== WHAT YOU WILL DO ==
For each line in the data below that holds "author", return a copy.

== DATA TO PROCESS ==
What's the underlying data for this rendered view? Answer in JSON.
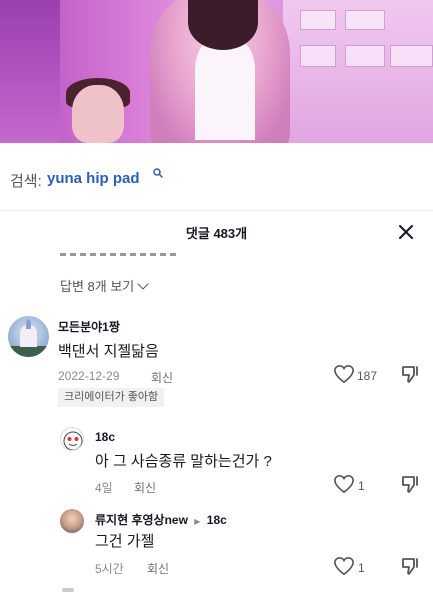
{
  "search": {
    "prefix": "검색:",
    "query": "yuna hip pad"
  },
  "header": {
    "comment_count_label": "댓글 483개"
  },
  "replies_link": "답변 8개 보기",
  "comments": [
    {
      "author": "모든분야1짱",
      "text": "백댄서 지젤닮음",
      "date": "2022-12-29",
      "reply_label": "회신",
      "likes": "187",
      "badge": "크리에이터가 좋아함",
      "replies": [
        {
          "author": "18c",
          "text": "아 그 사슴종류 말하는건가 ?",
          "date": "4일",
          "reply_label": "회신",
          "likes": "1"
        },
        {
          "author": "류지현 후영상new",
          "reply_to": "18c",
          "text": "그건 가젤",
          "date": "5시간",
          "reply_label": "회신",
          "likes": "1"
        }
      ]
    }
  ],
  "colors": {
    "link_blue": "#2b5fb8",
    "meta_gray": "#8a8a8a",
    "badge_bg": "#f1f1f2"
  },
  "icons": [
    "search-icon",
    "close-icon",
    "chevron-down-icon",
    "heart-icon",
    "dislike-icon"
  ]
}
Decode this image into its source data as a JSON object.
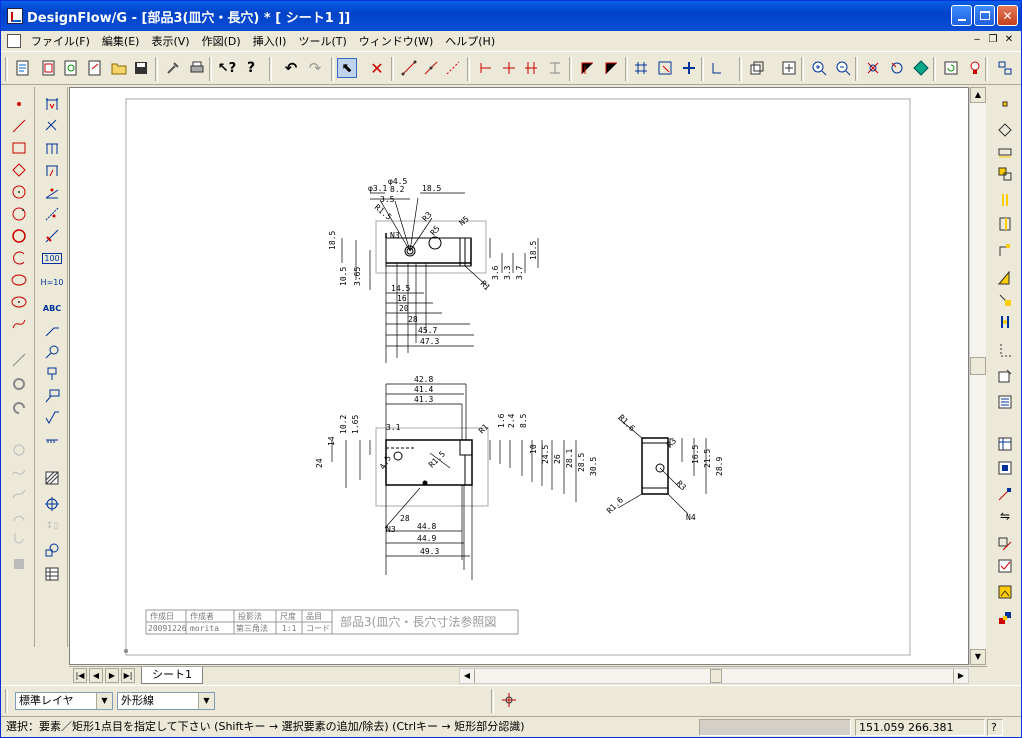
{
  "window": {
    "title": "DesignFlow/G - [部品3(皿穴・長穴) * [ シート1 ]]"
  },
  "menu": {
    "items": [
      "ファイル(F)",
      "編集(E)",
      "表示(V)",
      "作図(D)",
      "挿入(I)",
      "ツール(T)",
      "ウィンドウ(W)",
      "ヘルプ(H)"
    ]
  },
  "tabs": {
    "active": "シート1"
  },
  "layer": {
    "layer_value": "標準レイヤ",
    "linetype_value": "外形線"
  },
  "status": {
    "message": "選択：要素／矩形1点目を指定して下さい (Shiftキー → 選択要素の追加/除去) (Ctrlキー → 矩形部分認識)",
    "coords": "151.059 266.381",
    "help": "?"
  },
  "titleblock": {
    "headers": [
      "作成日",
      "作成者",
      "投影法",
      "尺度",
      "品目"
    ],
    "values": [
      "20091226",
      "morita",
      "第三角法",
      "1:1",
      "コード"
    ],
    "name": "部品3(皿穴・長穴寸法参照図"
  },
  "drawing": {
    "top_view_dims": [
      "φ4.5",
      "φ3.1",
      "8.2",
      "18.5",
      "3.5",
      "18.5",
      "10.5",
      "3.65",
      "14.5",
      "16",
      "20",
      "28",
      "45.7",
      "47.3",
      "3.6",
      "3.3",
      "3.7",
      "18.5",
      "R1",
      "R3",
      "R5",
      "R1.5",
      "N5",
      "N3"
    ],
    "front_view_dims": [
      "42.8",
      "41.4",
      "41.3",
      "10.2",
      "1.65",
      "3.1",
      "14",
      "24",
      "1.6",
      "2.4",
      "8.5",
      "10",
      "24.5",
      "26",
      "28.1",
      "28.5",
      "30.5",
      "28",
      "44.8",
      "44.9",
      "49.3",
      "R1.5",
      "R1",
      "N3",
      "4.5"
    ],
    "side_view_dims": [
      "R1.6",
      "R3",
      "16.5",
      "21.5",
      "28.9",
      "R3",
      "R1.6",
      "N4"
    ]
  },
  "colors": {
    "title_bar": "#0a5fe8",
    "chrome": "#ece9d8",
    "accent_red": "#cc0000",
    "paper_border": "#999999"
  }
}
---
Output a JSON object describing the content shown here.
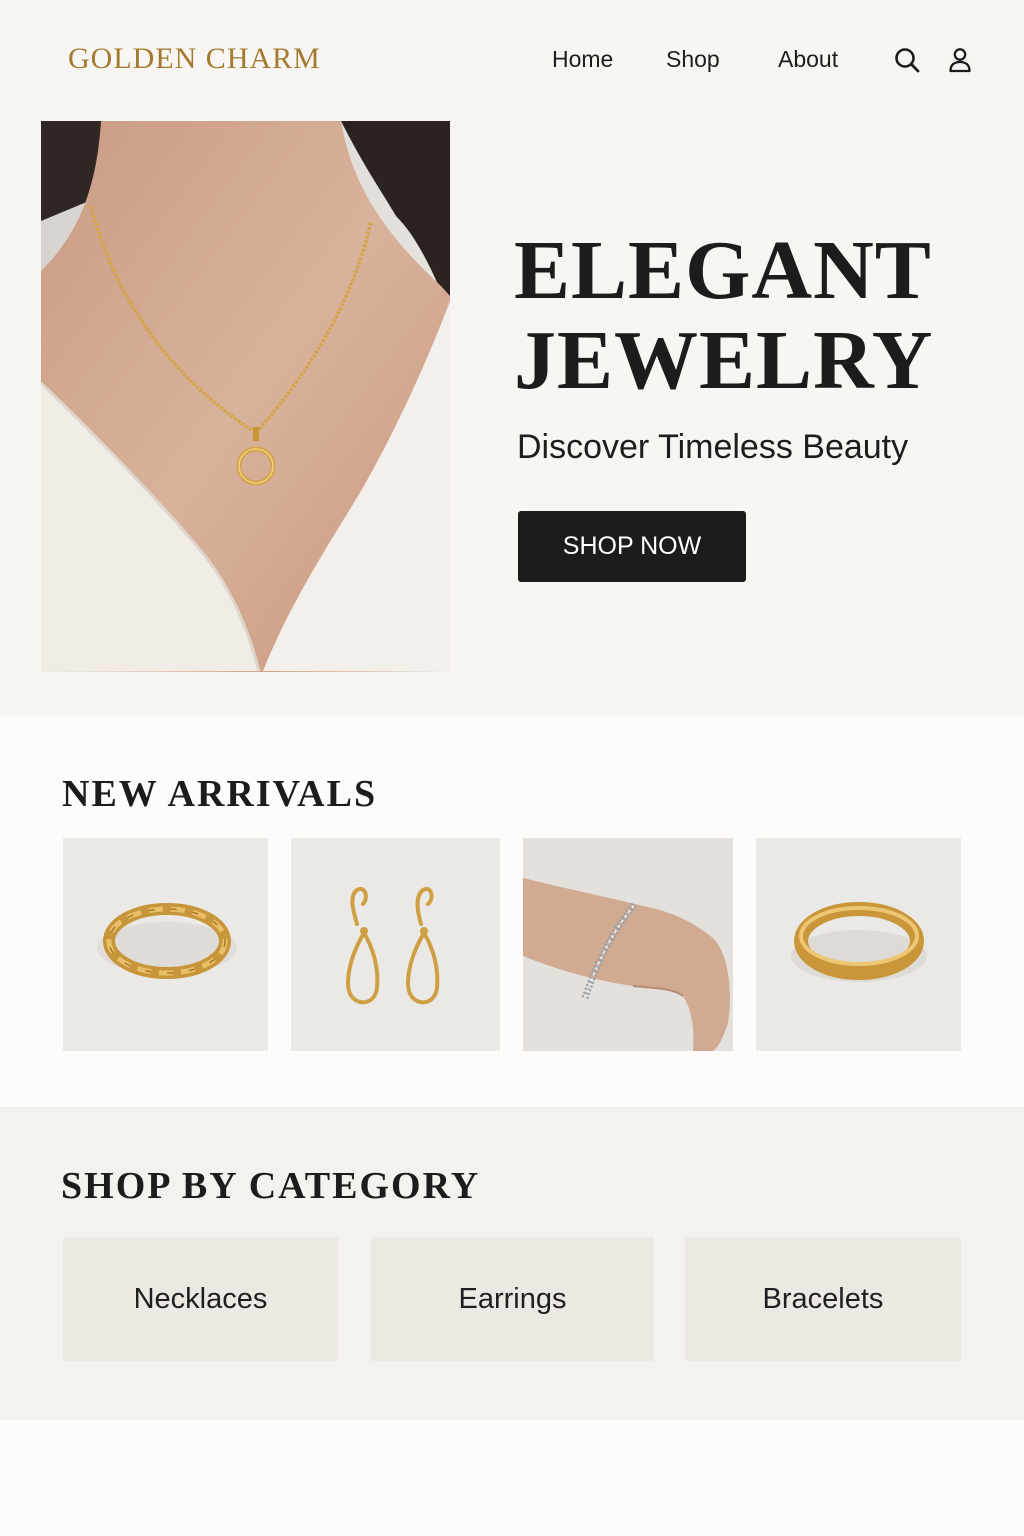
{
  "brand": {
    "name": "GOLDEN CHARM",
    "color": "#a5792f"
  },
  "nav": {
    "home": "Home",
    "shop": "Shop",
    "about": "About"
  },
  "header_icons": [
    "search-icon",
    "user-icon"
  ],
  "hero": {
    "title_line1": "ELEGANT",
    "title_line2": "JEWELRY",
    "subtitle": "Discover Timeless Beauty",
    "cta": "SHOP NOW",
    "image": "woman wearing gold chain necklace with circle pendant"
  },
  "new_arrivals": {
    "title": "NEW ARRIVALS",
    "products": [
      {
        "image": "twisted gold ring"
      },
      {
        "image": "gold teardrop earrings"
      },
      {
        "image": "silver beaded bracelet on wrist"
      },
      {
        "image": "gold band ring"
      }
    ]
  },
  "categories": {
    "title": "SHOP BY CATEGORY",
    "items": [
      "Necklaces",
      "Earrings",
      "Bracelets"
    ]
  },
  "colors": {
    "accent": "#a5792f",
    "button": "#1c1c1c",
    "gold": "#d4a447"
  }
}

== EXERCISE SOLUTION ==
      "author": "모든분야1짱",
          "author": "18c",
          "author": "류지현 후영상new",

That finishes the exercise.